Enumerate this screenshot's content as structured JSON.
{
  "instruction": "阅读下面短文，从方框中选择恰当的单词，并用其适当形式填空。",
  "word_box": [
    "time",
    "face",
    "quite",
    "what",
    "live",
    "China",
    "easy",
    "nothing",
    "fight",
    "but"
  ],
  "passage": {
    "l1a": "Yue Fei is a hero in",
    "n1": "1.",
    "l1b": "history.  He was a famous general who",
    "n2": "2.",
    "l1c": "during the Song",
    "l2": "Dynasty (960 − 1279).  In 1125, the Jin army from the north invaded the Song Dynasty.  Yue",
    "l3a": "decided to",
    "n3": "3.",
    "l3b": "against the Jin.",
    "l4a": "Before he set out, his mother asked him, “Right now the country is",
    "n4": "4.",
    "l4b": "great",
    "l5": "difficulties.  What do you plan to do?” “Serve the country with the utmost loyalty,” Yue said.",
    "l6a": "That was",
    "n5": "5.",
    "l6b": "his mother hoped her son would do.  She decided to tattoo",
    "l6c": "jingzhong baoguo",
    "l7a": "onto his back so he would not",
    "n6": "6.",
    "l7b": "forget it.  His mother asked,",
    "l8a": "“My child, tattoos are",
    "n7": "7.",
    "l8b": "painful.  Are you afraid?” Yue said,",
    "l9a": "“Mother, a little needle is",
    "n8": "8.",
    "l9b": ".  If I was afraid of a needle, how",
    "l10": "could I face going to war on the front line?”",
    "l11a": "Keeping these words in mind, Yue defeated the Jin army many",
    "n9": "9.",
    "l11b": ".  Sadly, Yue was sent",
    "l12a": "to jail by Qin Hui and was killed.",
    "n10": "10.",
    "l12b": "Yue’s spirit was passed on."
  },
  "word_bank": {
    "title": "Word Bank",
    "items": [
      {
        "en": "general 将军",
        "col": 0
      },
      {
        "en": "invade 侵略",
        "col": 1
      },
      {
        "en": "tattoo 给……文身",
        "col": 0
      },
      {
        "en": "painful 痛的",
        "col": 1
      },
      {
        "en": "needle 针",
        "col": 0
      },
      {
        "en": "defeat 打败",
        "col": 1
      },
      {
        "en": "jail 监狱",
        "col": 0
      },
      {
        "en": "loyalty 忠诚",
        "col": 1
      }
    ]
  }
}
- - -
WHAT IS BEING ASKED → Where a line holds "loyalty", copy it out.

RESULT →
    "l5": "difficulties.  What do you plan to do?” “Serve the country with the utmost loyalty,” Yue said.",
        "en": "loyalty 忠诚",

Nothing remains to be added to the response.